╭──

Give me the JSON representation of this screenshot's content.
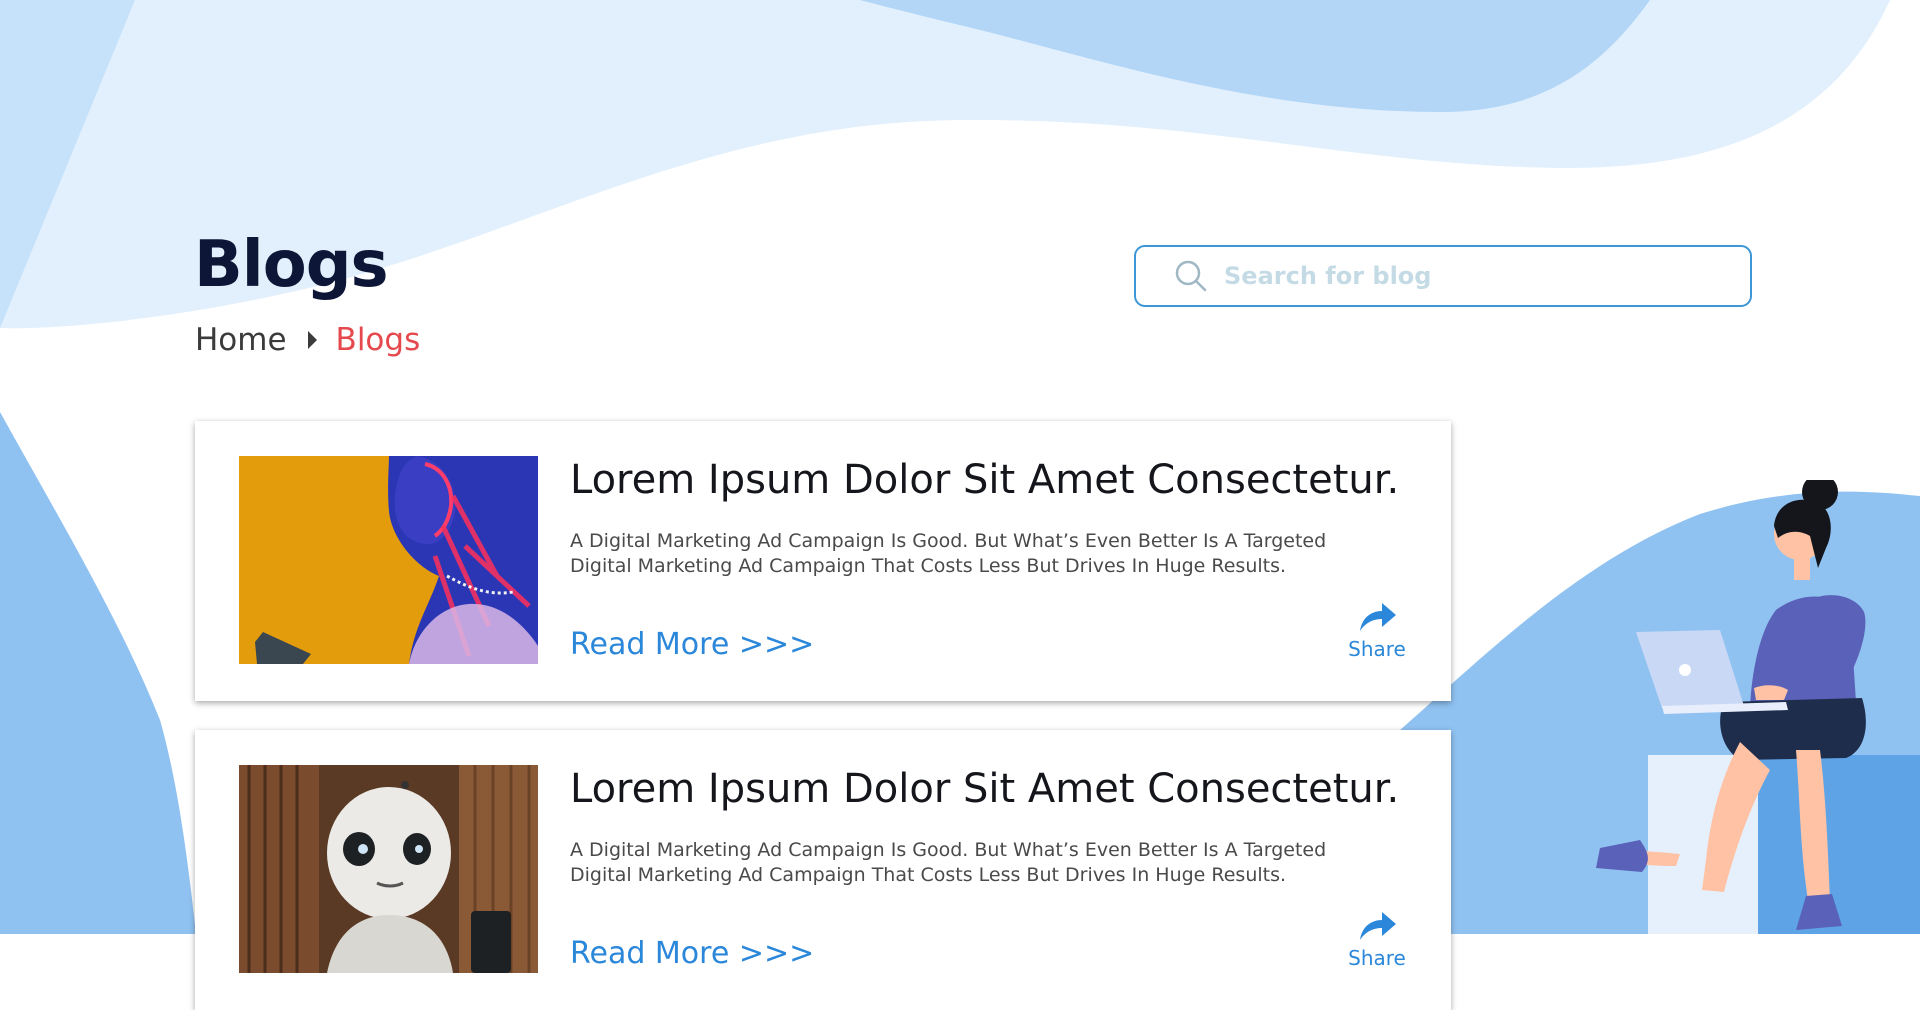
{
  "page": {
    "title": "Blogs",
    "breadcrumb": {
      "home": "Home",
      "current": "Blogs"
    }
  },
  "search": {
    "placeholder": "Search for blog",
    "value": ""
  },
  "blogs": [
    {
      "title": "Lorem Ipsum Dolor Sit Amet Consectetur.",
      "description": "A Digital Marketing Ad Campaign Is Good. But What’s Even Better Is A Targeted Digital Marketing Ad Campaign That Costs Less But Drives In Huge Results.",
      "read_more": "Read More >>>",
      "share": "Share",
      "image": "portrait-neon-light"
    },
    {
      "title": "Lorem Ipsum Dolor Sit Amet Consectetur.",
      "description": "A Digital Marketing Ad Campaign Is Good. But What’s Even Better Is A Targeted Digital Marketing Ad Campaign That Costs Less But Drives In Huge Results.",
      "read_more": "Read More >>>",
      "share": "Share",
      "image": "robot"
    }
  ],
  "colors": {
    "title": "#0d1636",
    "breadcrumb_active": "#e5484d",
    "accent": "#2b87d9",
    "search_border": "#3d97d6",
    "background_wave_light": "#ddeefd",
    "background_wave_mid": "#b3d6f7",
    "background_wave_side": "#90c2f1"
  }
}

╰──

Written request:
What you return should match the records above word for word, minus the pictures.

Answer to this task:
Give me the JSON representation of this screenshot's content.
{
  "page": {
    "title": "Blogs",
    "breadcrumb": {
      "home": "Home",
      "current": "Blogs"
    }
  },
  "search": {
    "placeholder": "Search for blog",
    "value": ""
  },
  "blogs": [
    {
      "title": "Lorem Ipsum Dolor Sit Amet Consectetur.",
      "description": "A Digital Marketing Ad Campaign Is Good. But What’s Even Better Is A Targeted Digital Marketing Ad Campaign That Costs Less But Drives In Huge Results.",
      "read_more": "Read More >>>",
      "share": "Share",
      "image": "portrait-neon-light"
    },
    {
      "title": "Lorem Ipsum Dolor Sit Amet Consectetur.",
      "description": "A Digital Marketing Ad Campaign Is Good. But What’s Even Better Is A Targeted Digital Marketing Ad Campaign That Costs Less But Drives In Huge Results.",
      "read_more": "Read More >>>",
      "share": "Share",
      "image": "robot"
    }
  ],
  "colors": {
    "title": "#0d1636",
    "breadcrumb_active": "#e5484d",
    "accent": "#2b87d9",
    "search_border": "#3d97d6",
    "background_wave_light": "#ddeefd",
    "background_wave_mid": "#b3d6f7",
    "background_wave_side": "#90c2f1"
  }
}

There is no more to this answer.